Scan the lines below for the string "screenshot" and copy every one that has it.

++++ Task inputs ++++

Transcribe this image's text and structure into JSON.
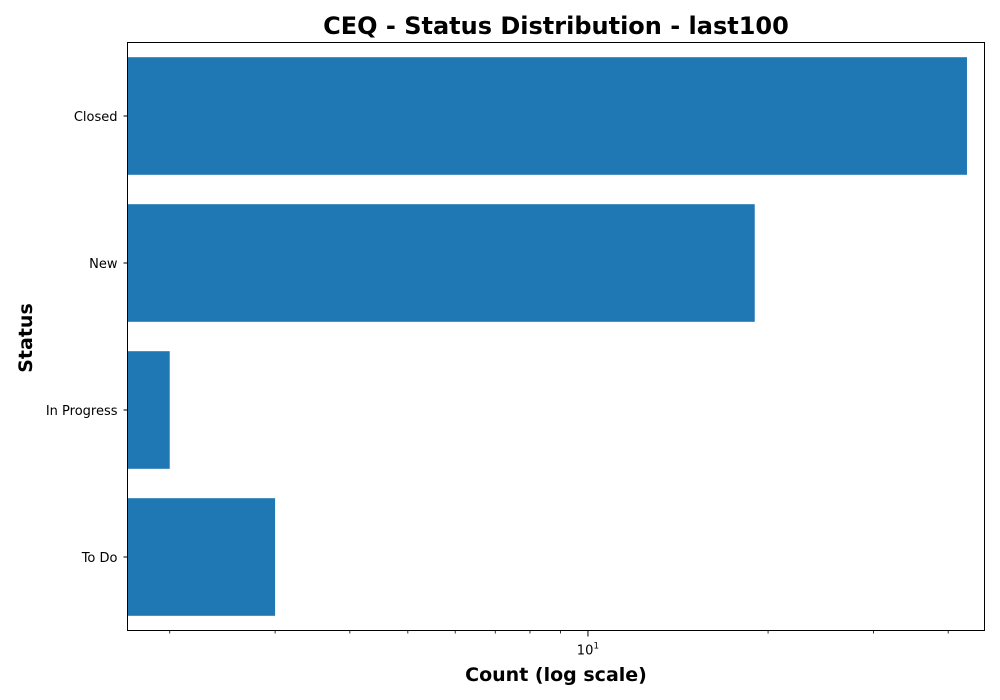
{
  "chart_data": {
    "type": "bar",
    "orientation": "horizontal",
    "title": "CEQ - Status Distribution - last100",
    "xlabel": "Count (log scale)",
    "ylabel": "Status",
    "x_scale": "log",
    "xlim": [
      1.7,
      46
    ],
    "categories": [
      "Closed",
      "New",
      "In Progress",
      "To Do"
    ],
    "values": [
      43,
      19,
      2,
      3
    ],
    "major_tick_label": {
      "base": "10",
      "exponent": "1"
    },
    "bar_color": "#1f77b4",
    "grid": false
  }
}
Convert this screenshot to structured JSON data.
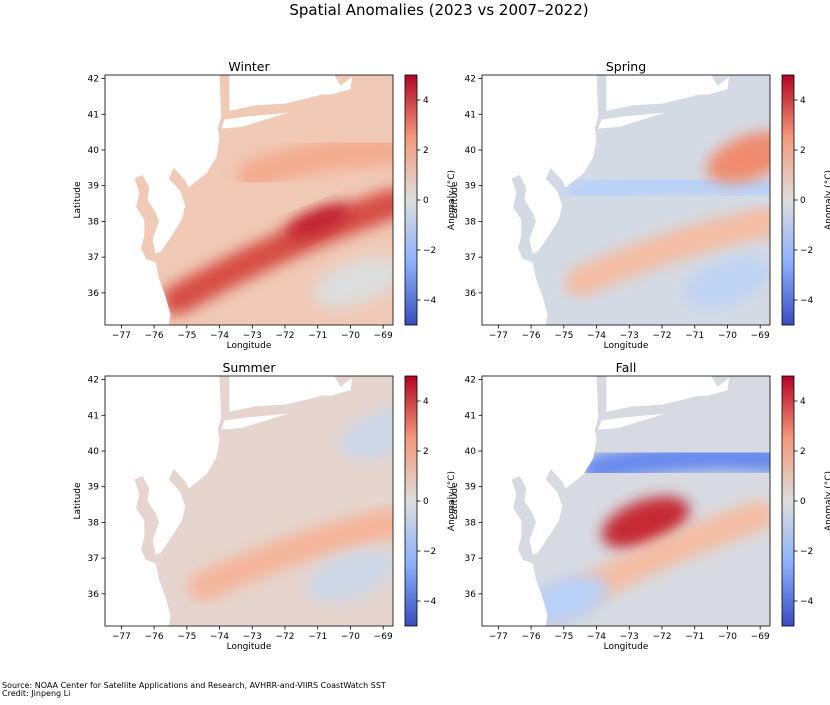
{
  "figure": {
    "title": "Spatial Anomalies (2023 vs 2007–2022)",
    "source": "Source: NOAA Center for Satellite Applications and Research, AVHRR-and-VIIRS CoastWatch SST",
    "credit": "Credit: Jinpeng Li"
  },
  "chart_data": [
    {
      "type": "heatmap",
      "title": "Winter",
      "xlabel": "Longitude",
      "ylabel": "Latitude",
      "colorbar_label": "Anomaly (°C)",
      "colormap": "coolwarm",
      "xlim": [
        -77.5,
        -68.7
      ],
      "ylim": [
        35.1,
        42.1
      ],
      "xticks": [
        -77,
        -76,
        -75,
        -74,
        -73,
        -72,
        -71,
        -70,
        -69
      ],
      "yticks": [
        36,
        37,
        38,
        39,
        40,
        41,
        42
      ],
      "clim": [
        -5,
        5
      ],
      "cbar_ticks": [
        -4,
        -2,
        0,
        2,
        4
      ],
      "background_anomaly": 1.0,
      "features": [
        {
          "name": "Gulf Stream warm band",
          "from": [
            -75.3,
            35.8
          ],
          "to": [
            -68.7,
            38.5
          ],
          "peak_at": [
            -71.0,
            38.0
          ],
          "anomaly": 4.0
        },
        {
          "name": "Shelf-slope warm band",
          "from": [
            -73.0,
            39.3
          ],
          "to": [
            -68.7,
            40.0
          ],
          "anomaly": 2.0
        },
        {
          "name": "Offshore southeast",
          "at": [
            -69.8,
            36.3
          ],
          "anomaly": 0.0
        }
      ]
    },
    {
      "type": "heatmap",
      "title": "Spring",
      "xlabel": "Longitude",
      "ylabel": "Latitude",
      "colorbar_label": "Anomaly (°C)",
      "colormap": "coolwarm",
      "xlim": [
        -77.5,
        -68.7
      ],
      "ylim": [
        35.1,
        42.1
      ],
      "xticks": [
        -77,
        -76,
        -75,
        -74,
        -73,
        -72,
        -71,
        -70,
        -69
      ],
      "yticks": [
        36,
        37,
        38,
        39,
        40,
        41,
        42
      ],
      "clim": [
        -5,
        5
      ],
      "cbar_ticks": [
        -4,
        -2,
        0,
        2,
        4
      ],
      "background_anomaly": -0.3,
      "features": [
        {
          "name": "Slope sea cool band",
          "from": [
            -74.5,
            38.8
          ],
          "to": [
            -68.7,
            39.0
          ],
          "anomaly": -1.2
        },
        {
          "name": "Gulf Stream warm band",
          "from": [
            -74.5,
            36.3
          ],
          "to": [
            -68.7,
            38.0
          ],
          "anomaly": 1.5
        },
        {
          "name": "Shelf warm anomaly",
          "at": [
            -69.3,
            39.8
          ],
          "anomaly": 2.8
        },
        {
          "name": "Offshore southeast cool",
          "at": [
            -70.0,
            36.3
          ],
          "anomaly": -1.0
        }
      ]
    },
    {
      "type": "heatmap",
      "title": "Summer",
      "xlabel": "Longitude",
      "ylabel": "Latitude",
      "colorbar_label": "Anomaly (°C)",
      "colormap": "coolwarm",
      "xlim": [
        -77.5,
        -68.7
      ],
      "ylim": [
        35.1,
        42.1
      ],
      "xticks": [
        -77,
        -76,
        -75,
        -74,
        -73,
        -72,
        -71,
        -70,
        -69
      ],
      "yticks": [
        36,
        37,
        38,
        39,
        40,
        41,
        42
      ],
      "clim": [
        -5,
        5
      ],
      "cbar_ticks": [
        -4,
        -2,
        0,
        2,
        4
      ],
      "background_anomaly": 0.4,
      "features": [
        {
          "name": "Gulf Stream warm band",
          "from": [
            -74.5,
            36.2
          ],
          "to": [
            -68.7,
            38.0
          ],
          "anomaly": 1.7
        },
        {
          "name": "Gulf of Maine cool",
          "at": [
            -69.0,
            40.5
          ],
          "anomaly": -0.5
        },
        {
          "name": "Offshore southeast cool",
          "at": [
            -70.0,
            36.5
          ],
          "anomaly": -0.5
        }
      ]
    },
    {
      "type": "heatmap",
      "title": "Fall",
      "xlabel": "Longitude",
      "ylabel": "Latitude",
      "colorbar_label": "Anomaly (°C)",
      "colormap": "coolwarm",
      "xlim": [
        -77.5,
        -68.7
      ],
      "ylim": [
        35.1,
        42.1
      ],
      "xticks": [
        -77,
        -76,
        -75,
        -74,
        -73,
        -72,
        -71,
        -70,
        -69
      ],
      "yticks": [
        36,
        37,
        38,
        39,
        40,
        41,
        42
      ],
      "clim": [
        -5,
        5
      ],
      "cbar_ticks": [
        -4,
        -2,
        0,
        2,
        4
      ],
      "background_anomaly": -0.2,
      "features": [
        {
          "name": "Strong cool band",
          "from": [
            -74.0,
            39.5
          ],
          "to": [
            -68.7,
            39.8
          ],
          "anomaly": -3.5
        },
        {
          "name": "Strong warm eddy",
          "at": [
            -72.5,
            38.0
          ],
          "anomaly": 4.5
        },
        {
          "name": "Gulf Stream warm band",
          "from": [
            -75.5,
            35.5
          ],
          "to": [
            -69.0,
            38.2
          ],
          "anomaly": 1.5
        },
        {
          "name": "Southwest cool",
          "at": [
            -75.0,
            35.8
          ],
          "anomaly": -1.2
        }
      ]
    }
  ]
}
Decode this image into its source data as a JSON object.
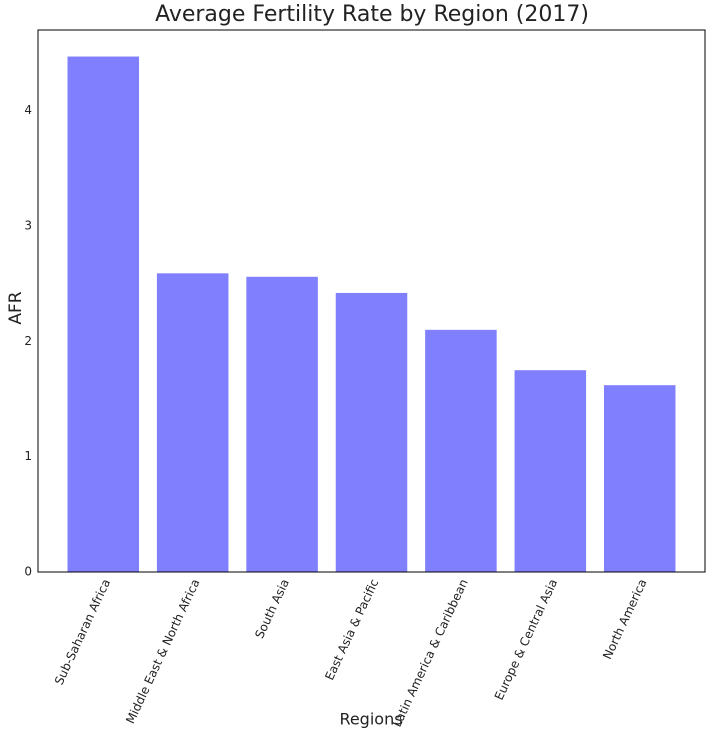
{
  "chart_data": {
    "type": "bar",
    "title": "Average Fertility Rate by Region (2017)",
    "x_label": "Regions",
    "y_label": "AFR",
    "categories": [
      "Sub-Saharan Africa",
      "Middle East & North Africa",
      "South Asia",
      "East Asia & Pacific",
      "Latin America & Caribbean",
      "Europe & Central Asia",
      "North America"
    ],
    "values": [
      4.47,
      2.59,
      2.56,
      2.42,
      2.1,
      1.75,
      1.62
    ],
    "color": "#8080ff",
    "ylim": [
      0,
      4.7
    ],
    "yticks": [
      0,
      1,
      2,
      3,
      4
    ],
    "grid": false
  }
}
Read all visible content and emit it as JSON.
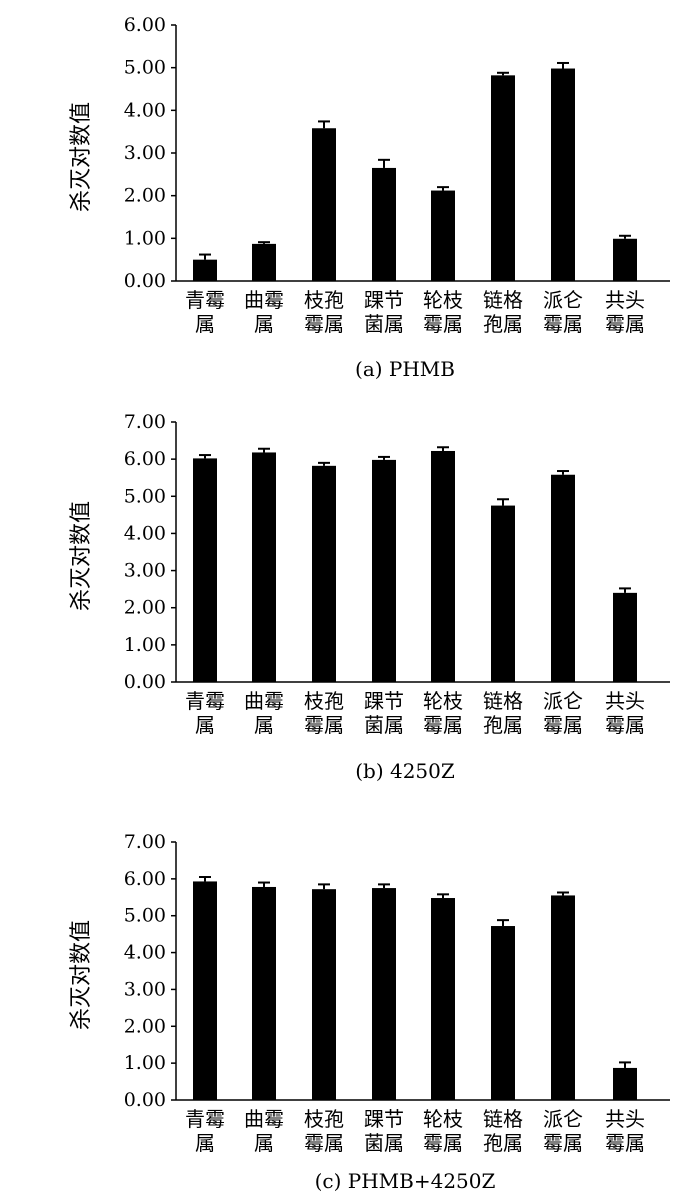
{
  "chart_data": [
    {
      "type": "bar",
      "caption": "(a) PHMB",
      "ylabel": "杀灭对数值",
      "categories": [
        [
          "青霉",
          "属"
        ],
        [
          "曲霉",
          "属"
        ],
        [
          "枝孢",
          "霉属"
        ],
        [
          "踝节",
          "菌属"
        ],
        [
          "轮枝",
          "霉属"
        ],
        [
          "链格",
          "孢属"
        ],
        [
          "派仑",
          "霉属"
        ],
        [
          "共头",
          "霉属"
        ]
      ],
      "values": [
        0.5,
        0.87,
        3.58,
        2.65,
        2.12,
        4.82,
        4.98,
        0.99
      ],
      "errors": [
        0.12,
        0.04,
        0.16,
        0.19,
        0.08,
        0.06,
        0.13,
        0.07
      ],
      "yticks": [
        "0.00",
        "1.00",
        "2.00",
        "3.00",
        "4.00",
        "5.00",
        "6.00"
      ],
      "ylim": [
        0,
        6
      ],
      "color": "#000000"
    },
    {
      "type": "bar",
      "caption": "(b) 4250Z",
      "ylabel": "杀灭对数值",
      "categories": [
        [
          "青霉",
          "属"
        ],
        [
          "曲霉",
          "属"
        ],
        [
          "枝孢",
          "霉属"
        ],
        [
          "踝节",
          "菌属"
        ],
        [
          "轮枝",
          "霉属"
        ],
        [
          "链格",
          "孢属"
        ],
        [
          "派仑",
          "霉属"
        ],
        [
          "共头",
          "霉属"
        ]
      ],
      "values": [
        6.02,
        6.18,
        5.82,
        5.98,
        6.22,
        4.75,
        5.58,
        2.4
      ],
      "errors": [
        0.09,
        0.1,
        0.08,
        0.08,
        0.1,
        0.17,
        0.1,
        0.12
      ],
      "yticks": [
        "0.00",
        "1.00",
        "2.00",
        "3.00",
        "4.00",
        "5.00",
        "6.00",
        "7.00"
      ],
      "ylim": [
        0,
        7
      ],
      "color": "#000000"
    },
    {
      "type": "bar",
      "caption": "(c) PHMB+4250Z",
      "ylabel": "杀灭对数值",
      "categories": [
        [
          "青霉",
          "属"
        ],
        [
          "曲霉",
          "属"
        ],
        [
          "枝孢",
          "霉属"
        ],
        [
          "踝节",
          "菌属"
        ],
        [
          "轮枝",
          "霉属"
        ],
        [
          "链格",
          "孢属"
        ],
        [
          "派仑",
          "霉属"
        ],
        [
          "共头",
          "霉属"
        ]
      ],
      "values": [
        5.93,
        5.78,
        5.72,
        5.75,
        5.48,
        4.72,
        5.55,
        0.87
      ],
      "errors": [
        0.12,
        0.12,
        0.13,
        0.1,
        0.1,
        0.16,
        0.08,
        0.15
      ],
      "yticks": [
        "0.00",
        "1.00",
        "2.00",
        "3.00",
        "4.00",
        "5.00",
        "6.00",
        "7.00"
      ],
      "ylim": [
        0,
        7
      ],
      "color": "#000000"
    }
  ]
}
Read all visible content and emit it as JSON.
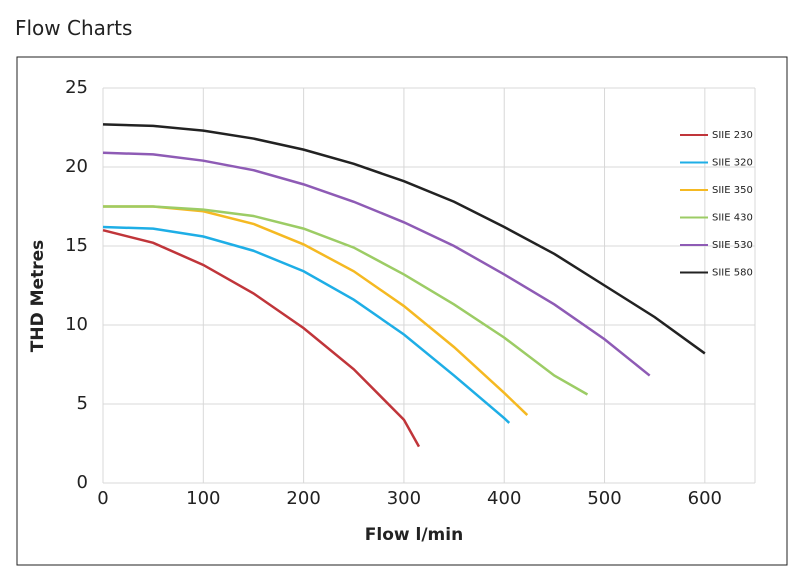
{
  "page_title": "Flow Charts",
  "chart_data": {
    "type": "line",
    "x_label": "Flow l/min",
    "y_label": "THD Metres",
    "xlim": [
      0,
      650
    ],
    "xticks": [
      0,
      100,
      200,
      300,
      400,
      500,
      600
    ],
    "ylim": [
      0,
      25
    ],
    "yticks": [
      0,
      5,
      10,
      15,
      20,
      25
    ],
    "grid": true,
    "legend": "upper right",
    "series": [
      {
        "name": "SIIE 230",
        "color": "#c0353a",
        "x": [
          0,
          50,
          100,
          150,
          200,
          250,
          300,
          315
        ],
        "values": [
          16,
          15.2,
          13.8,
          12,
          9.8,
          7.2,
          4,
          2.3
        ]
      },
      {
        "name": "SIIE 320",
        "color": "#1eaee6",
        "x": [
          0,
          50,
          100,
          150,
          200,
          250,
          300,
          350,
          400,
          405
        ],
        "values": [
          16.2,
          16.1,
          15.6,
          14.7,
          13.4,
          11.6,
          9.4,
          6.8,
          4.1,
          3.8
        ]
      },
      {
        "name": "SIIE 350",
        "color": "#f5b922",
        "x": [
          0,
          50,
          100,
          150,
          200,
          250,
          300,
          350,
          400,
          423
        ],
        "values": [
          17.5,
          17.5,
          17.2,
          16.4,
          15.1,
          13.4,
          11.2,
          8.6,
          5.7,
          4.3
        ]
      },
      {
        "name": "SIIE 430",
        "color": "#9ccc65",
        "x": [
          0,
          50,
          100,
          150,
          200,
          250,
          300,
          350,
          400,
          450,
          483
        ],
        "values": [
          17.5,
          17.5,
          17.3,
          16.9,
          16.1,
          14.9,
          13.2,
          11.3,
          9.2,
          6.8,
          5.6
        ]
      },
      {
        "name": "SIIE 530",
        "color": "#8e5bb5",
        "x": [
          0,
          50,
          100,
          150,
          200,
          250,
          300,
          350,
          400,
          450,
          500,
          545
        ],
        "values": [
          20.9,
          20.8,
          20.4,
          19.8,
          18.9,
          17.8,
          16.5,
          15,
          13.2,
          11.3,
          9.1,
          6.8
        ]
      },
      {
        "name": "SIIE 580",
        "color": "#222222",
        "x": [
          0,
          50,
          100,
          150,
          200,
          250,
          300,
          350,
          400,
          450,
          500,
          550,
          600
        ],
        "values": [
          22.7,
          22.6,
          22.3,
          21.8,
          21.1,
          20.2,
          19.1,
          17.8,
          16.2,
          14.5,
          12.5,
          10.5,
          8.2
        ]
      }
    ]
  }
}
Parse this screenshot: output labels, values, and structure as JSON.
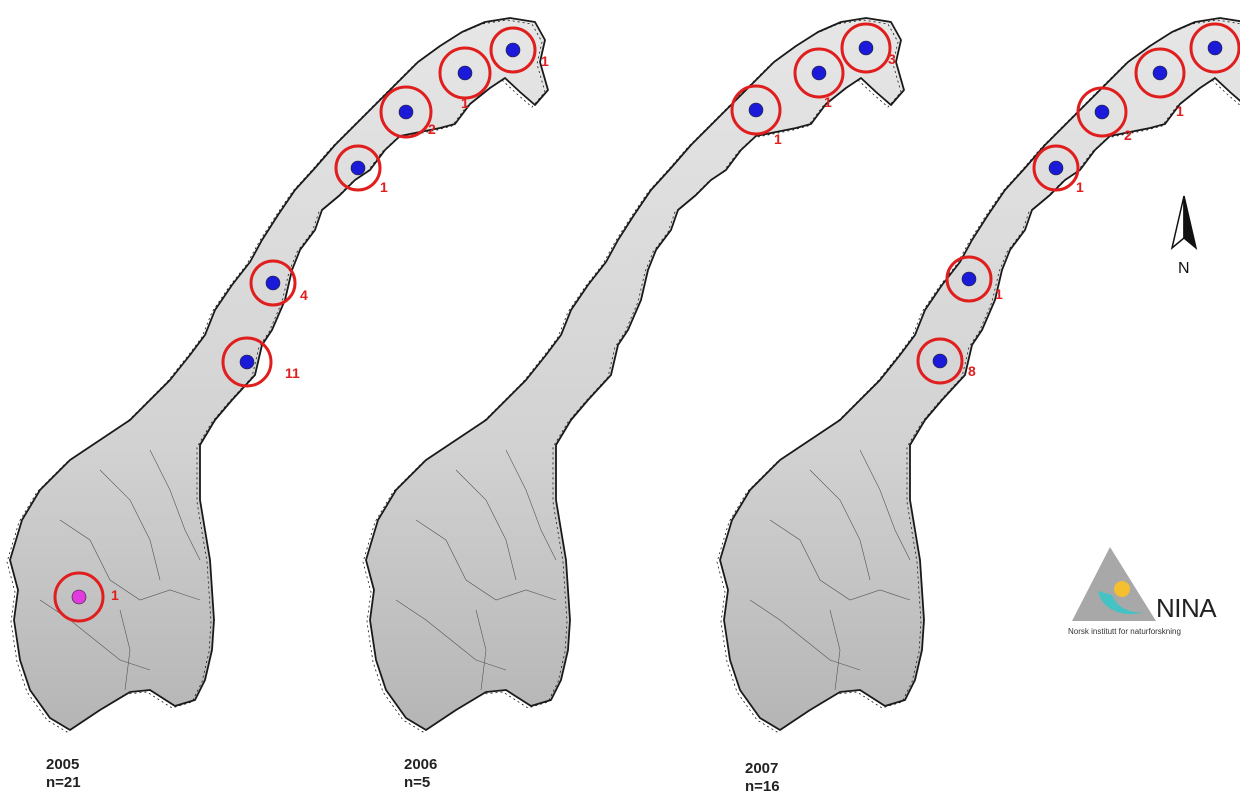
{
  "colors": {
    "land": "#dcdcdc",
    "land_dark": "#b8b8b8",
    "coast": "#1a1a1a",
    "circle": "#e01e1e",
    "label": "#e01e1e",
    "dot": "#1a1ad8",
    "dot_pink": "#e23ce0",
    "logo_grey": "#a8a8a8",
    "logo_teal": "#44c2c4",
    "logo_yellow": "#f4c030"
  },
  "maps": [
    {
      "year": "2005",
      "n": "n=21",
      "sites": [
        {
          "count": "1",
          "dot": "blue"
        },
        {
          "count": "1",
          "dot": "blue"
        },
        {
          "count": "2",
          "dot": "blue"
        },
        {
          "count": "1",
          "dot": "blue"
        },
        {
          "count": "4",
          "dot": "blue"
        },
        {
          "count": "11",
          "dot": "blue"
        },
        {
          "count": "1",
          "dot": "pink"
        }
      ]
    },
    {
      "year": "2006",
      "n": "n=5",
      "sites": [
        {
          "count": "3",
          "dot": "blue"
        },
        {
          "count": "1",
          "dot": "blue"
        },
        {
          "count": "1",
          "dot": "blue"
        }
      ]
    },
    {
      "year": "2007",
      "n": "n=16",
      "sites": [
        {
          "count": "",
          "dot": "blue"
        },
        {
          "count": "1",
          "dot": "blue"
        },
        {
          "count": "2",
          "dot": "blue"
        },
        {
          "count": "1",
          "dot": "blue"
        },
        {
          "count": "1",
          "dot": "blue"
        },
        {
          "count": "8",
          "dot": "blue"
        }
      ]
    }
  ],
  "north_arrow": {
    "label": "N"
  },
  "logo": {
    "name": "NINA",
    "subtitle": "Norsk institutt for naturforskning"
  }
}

++++

- **Solution below**:
Convert this screenshot to structured JSON data.
Parse this screenshot: output labels, values, and structure as JSON.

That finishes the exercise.